--- Data items ---
┄┄┄┄┄┄┄┄┄┄

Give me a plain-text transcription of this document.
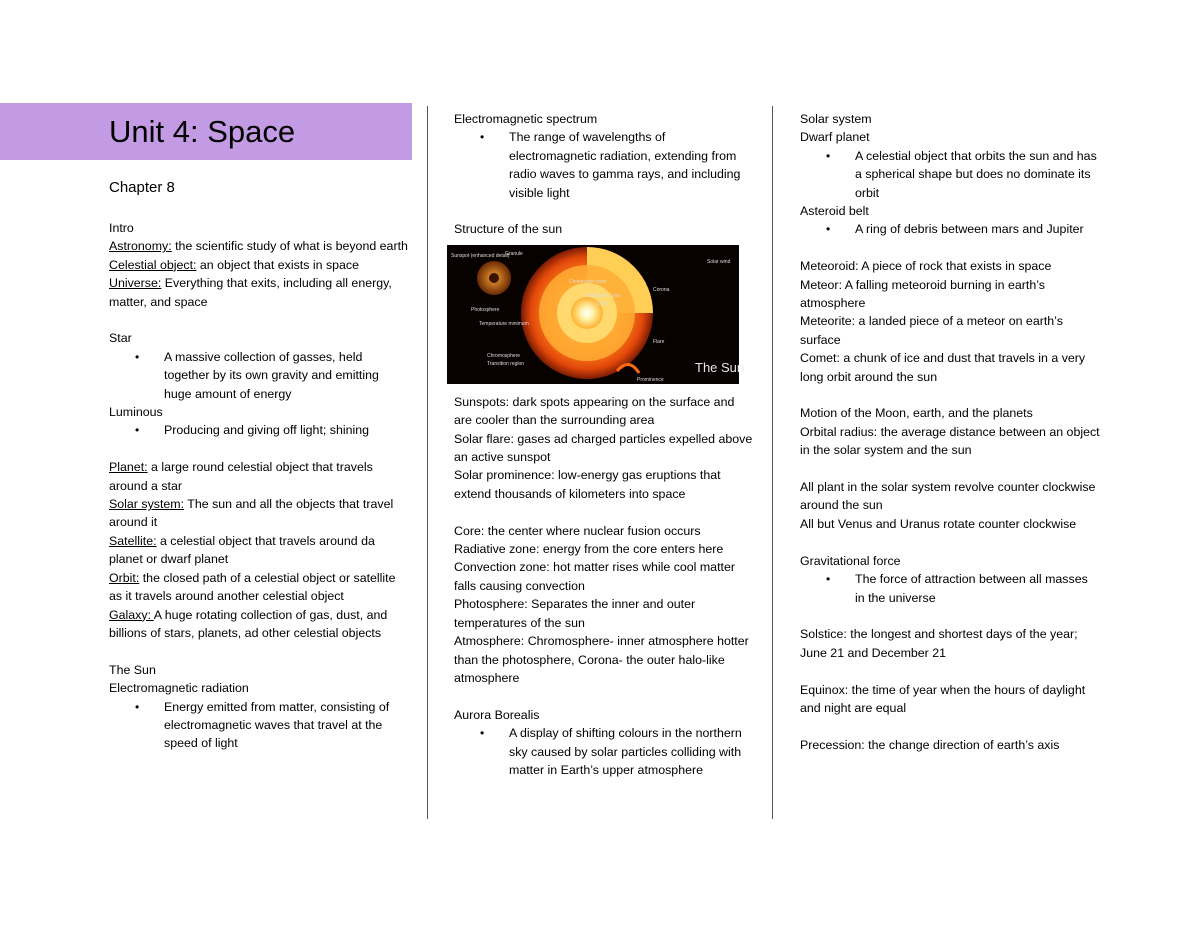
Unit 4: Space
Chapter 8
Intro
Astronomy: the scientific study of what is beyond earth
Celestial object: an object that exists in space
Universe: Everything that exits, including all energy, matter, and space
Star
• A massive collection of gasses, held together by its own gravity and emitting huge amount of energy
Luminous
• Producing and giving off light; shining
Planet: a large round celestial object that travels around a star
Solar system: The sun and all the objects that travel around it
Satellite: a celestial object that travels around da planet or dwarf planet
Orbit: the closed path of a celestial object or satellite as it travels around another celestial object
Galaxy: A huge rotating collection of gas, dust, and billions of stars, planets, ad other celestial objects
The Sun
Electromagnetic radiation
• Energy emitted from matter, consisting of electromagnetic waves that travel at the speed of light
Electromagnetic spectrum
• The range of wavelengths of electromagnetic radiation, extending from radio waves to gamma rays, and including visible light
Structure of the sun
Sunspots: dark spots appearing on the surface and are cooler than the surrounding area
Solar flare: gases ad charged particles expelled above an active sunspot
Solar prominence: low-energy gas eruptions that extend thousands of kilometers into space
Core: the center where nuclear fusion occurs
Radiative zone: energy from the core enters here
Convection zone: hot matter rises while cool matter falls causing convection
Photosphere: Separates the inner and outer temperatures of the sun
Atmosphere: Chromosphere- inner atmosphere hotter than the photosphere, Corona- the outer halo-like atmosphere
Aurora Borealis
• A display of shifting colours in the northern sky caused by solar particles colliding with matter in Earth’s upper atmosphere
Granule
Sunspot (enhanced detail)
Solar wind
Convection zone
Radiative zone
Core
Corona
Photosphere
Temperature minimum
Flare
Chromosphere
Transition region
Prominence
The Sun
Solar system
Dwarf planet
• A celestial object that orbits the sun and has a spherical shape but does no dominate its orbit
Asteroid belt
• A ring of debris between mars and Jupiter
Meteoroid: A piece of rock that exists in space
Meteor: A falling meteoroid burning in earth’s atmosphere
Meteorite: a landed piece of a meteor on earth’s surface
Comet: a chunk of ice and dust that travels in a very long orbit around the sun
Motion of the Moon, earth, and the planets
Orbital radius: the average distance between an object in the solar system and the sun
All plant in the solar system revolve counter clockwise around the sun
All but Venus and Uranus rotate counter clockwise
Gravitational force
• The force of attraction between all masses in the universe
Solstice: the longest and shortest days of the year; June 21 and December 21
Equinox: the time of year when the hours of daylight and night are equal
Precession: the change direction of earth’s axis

┄┄┄┄┄┄┄┄┄┄

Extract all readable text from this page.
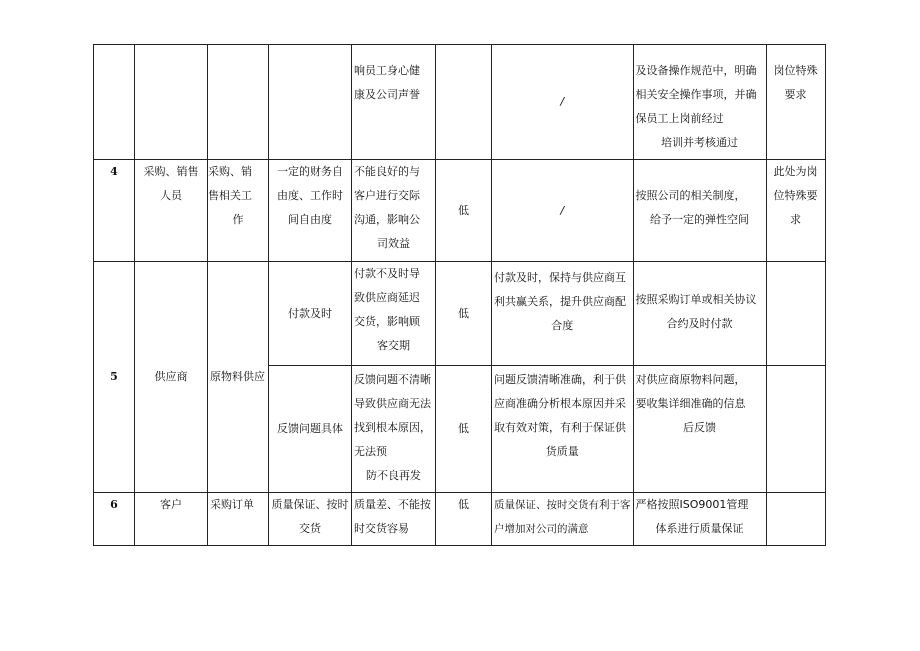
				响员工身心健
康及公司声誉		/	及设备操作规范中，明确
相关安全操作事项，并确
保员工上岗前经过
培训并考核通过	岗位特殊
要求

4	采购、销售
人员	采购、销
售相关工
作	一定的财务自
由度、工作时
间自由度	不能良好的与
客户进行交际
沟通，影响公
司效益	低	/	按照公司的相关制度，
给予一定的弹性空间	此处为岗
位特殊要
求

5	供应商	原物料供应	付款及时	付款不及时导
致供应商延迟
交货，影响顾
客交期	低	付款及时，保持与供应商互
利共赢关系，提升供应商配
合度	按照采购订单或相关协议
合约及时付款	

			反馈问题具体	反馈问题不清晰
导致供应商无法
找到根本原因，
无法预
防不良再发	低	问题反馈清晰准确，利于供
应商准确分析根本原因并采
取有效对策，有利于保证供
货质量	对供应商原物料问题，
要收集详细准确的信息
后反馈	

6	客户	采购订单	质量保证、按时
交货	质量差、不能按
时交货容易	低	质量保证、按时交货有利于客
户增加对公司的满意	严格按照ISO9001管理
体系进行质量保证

┄┄┄┄┄┄┄┄┄┄

--- Written exercise ---
Collect the lines that hold "counter".

--- Result of the exercise ---
All plant in the solar system revolve counter clockwise around the sun
All but Venus and Uranus rotate counter clockwise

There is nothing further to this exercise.